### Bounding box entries
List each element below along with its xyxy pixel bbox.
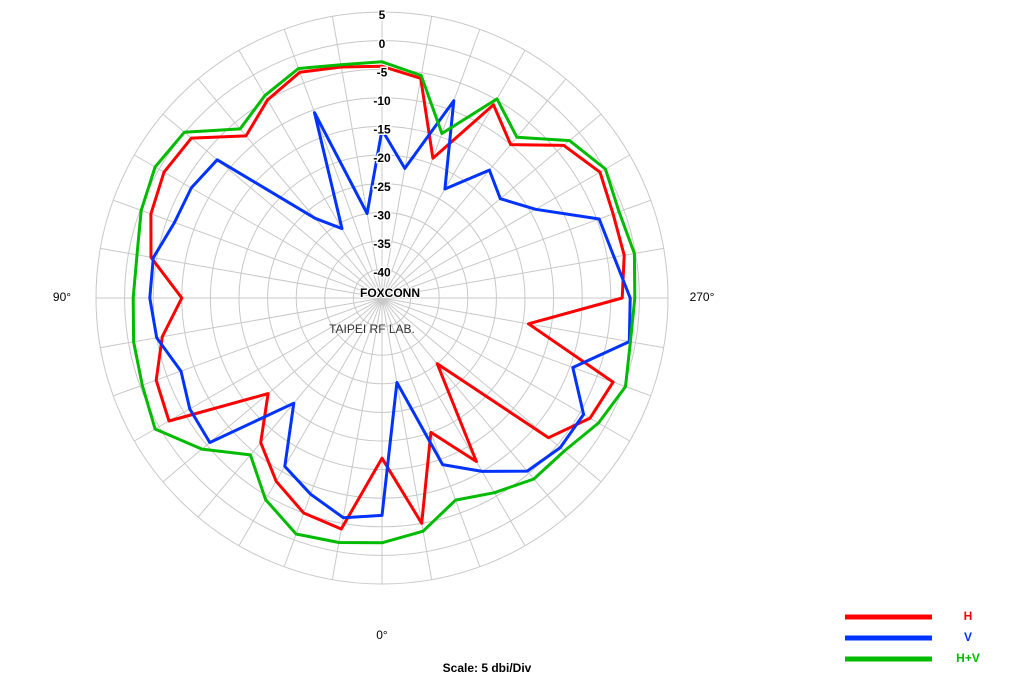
r-tick-label: 0 <box>379 37 386 51</box>
r-tick-label: -25 <box>373 180 391 194</box>
spoke <box>134 154 383 299</box>
spoke <box>113 297 383 397</box>
r-tick-label: -20 <box>373 151 391 165</box>
plot <box>131 60 637 545</box>
r-tick-label: 5 <box>379 8 386 22</box>
spoke <box>197 78 383 299</box>
spoke <box>381 297 433 580</box>
legend-label: H+V <box>956 651 980 665</box>
spoke <box>381 297 526 546</box>
theta-tick-label: 90° <box>53 290 71 304</box>
spoke <box>238 297 383 546</box>
spoke <box>381 297 664 349</box>
series-line <box>148 99 632 520</box>
spoke <box>100 247 383 299</box>
theta-tick-label: 270° <box>690 290 715 304</box>
legend-label: V <box>964 630 972 644</box>
spoke <box>134 297 383 442</box>
watermark: FOXCONN <box>360 286 420 300</box>
legend-label: H <box>964 609 973 623</box>
series-line <box>131 60 637 545</box>
watermark-sub: TAIPEI RF LAB. <box>329 322 415 336</box>
grid <box>95 11 669 585</box>
spoke <box>381 297 630 442</box>
spoke <box>331 16 383 299</box>
spoke <box>283 29 383 299</box>
r-tick-label: -15 <box>373 123 391 137</box>
spoke <box>113 199 383 299</box>
spoke <box>381 199 651 299</box>
spoke <box>381 16 433 299</box>
spoke <box>381 247 664 299</box>
spoke <box>381 29 481 299</box>
spoke <box>197 297 383 518</box>
r-tick-label: -40 <box>373 266 391 280</box>
chart-title: Scale: 5 dbi/Div <box>443 661 532 675</box>
spoke <box>283 297 383 567</box>
labels: HV H+V 5 0 -5 -10 -15 -20 -25 -30 -35 -40 0° 90° 270° F… <box>53 7 980 666</box>
spoke <box>381 154 630 299</box>
spoke <box>100 297 383 349</box>
r-tick-label: -35 <box>373 237 391 251</box>
r-tick-label: -5 <box>377 65 388 79</box>
spoke <box>162 297 383 483</box>
theta-tick-label: 0° <box>376 628 388 642</box>
series-line <box>149 64 626 531</box>
r-tick-label: -10 <box>373 94 391 108</box>
spoke <box>381 78 567 299</box>
r-tick-label: -30 <box>373 208 391 222</box>
spoke <box>381 297 651 397</box>
spoke <box>331 297 383 580</box>
spoke <box>381 50 526 299</box>
spoke <box>238 50 383 299</box>
spoke <box>381 297 567 518</box>
spoke <box>162 113 383 299</box>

### Instructions to follow
Return every line of the records above verbatim, leaving out the pictures.

### Task response
List each element below along with its xyxy pixel bbox.
r-tick-label: 0 <box>379 37 386 51</box>
r-tick-label: -25 <box>373 180 391 194</box>
spoke <box>134 154 383 299</box>
spoke <box>113 297 383 397</box>
r-tick-label: -20 <box>373 151 391 165</box>
plot <box>131 60 637 545</box>
r-tick-label: 5 <box>379 8 386 22</box>
spoke <box>197 78 383 299</box>
spoke <box>381 297 433 580</box>
legend-label: H+V <box>956 651 980 665</box>
spoke <box>381 297 526 546</box>
theta-tick-label: 90° <box>53 290 71 304</box>
spoke <box>238 297 383 546</box>
spoke <box>381 297 664 349</box>
series-line <box>148 99 632 520</box>
spoke <box>100 247 383 299</box>
theta-tick-label: 270° <box>690 290 715 304</box>
legend-label: V <box>964 630 972 644</box>
spoke <box>134 297 383 442</box>
watermark: FOXCONN <box>360 286 420 300</box>
legend-label: H <box>964 609 973 623</box>
series-line <box>131 60 637 545</box>
watermark-sub: TAIPEI RF LAB. <box>329 322 415 336</box>
grid <box>95 11 669 585</box>
spoke <box>381 297 630 442</box>
spoke <box>331 16 383 299</box>
spoke <box>283 29 383 299</box>
r-tick-label: -15 <box>373 123 391 137</box>
spoke <box>113 199 383 299</box>
spoke <box>381 199 651 299</box>
spoke <box>381 16 433 299</box>
spoke <box>381 247 664 299</box>
spoke <box>381 29 481 299</box>
spoke <box>197 297 383 518</box>
r-tick-label: -40 <box>373 266 391 280</box>
chart-title: Scale: 5 dbi/Div <box>443 661 532 675</box>
spoke <box>283 297 383 567</box>
labels: HV H+V 5 0 -5 -10 -15 -20 -25 -30 -35 -40 0° 90° 270° F… <box>53 7 980 666</box>
spoke <box>381 154 630 299</box>
spoke <box>100 297 383 349</box>
r-tick-label: -35 <box>373 237 391 251</box>
r-tick-label: -5 <box>377 65 388 79</box>
spoke <box>162 297 383 483</box>
theta-tick-label: 0° <box>376 628 388 642</box>
series-line <box>149 64 626 531</box>
r-tick-label: -10 <box>373 94 391 108</box>
spoke <box>381 78 567 299</box>
r-tick-label: -30 <box>373 208 391 222</box>
spoke <box>381 297 651 397</box>
spoke <box>331 297 383 580</box>
spoke <box>381 50 526 299</box>
spoke <box>238 50 383 299</box>
spoke <box>381 297 567 518</box>
spoke <box>162 113 383 299</box>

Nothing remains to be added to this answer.